*TASK*:
Could you reproduce every entry below character for character, leaving the pictures out of your answer?
Begin RECORDS PROVIDED
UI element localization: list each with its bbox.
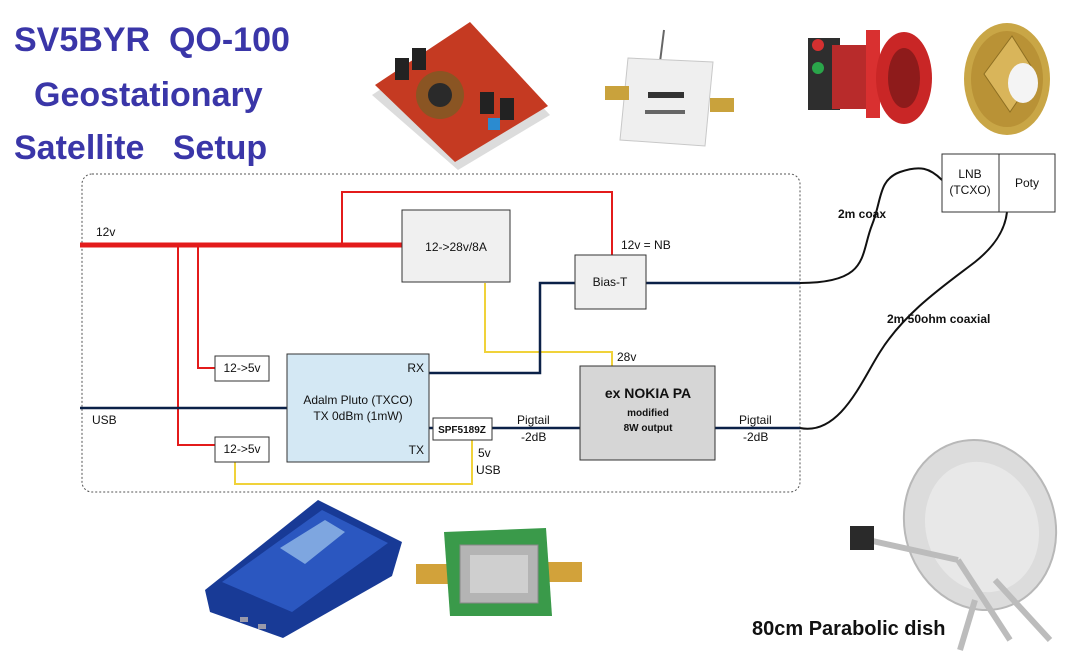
title-line-3: Satellite Setup xyxy=(14,129,268,167)
converter-label: 12->28v/8A xyxy=(425,240,487,254)
regulator-top-label: 12->5v xyxy=(223,361,260,375)
regulator-top-block: 12->5v xyxy=(214,355,270,382)
rf-usb-wires xyxy=(80,281,800,430)
spf5189z-amplifier-photo xyxy=(416,528,582,616)
dc-dc-converter-board-photo xyxy=(372,22,550,170)
poty-block: Poty xyxy=(998,153,1056,213)
label-usb-left: USB xyxy=(92,413,117,427)
external-coax-cables xyxy=(799,167,1008,430)
label-28v: 28v xyxy=(617,350,636,364)
regulator-bottom-label: 12->5v xyxy=(223,442,260,456)
label-2m-coax: 2m coax xyxy=(838,207,886,221)
pa-label-line2: modified xyxy=(627,408,669,419)
adalm-pluto-photo xyxy=(205,500,402,638)
label-pigtail-b-line2: -2dB xyxy=(743,430,768,444)
label-12v-nb: 12v = NB xyxy=(621,238,671,252)
regulator-bottom-block: 12->5v xyxy=(214,436,270,463)
bias-t-label: Bias-T xyxy=(593,275,628,289)
lnb-photo xyxy=(808,30,932,124)
bias-t-block: Bias-T xyxy=(574,254,647,310)
lnb-block: LNB (TCXO) xyxy=(941,153,1000,213)
dish-caption: 80cm Parabolic dish xyxy=(752,618,946,640)
patch-feed-photo xyxy=(964,23,1050,135)
pluto-block: Adalm Pluto (TXCO) TX 0dBm (1mW) RX TX xyxy=(286,353,430,463)
title-line-1: SV5BYR QO-100 xyxy=(14,21,290,59)
label-pigtail-b-line1: Pigtail xyxy=(739,413,772,427)
pa-label-line3: 8W output xyxy=(624,423,674,434)
pluto-label-line1: Adalm Pluto (TXCO) xyxy=(303,393,412,407)
pluto-rx-port: RX xyxy=(407,361,424,375)
pa-label-line1: ex NOKIA PA xyxy=(605,385,691,401)
label-usb-spf: USB xyxy=(476,463,501,477)
label-pigtail-a-line2: -2dB xyxy=(521,430,546,444)
spf5189z-block: SPF5189Z xyxy=(432,417,493,441)
pluto-label-line2: TX 0dBm (1mW) xyxy=(313,409,402,423)
spf5189z-label: SPF5189Z xyxy=(438,425,486,436)
label-5v: 5v xyxy=(478,446,491,460)
label-2m-50ohm-coaxial: 2m 50ohm coaxial xyxy=(887,312,990,326)
pluto-tx-port: TX xyxy=(409,443,424,457)
label-12v: 12v xyxy=(96,225,115,239)
parabolic-dish-photo xyxy=(850,438,1058,651)
label-pigtail-a-line1: Pigtail xyxy=(517,413,550,427)
poty-label: Poty xyxy=(1015,176,1039,190)
converter-block: 12->28v/8A xyxy=(401,209,511,283)
nokia-pa-block: ex NOKIA PA modified 8W output xyxy=(579,365,716,461)
power-28v-5v-wires xyxy=(234,283,613,485)
enclosure-outline xyxy=(81,173,801,493)
lnb-label-line1: LNB xyxy=(958,167,981,181)
title-line-2: Geostationary xyxy=(34,76,263,114)
power-12v-wires xyxy=(80,191,613,446)
lnb-label-line2: (TCXO) xyxy=(949,183,990,197)
bias-t-module-photo xyxy=(605,29,734,147)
End RECORDS PROVIDED
*RESULT FOR THIS EXERCISE*:
UI element localization: list each with its bbox.
title-line-3: Satellite Setup xyxy=(14,129,268,167)
converter-label: 12->28v/8A xyxy=(425,240,487,254)
regulator-top-label: 12->5v xyxy=(223,361,260,375)
regulator-top-block: 12->5v xyxy=(214,355,270,382)
rf-usb-wires xyxy=(80,281,800,430)
spf5189z-amplifier-photo xyxy=(416,528,582,616)
dc-dc-converter-board-photo xyxy=(372,22,550,170)
poty-block: Poty xyxy=(998,153,1056,213)
label-usb-left: USB xyxy=(92,413,117,427)
external-coax-cables xyxy=(799,167,1008,430)
label-28v: 28v xyxy=(617,350,636,364)
regulator-bottom-label: 12->5v xyxy=(223,442,260,456)
label-2m-coax: 2m coax xyxy=(838,207,886,221)
pa-label-line2: modified xyxy=(627,408,669,419)
adalm-pluto-photo xyxy=(205,500,402,638)
label-pigtail-b-line2: -2dB xyxy=(743,430,768,444)
label-12v-nb: 12v = NB xyxy=(621,238,671,252)
regulator-bottom-block: 12->5v xyxy=(214,436,270,463)
bias-t-label: Bias-T xyxy=(593,275,628,289)
lnb-photo xyxy=(808,30,932,124)
bias-t-block: Bias-T xyxy=(574,254,647,310)
lnb-block: LNB (TCXO) xyxy=(941,153,1000,213)
dish-caption: 80cm Parabolic dish xyxy=(752,618,946,640)
patch-feed-photo xyxy=(964,23,1050,135)
pluto-block: Adalm Pluto (TXCO) TX 0dBm (1mW) RX TX xyxy=(286,353,430,463)
title-line-1: SV5BYR QO-100 xyxy=(14,21,290,59)
label-pigtail-b-line1: Pigtail xyxy=(739,413,772,427)
pa-label-line3: 8W output xyxy=(624,423,674,434)
pluto-label-line1: Adalm Pluto (TXCO) xyxy=(303,393,412,407)
pluto-rx-port: RX xyxy=(407,361,424,375)
pa-label-line1: ex NOKIA PA xyxy=(605,385,691,401)
label-usb-spf: USB xyxy=(476,463,501,477)
label-pigtail-a-line2: -2dB xyxy=(521,430,546,444)
spf5189z-block: SPF5189Z xyxy=(432,417,493,441)
pluto-label-line2: TX 0dBm (1mW) xyxy=(313,409,402,423)
spf5189z-label: SPF5189Z xyxy=(438,425,486,436)
label-5v: 5v xyxy=(478,446,491,460)
label-2m-50ohm-coaxial: 2m 50ohm coaxial xyxy=(887,312,990,326)
pluto-tx-port: TX xyxy=(409,443,424,457)
label-12v: 12v xyxy=(96,225,115,239)
parabolic-dish-photo xyxy=(850,438,1058,651)
label-pigtail-a-line1: Pigtail xyxy=(517,413,550,427)
poty-label: Poty xyxy=(1015,176,1039,190)
converter-block: 12->28v/8A xyxy=(401,209,511,283)
nokia-pa-block: ex NOKIA PA modified 8W output xyxy=(579,365,716,461)
power-28v-5v-wires xyxy=(234,283,613,485)
enclosure-outline xyxy=(81,173,801,493)
lnb-label-line1: LNB xyxy=(958,167,981,181)
title-line-2: Geostationary xyxy=(34,76,263,114)
power-12v-wires xyxy=(80,191,613,446)
lnb-label-line2: (TCXO) xyxy=(949,183,990,197)
bias-t-module-photo xyxy=(605,29,734,147)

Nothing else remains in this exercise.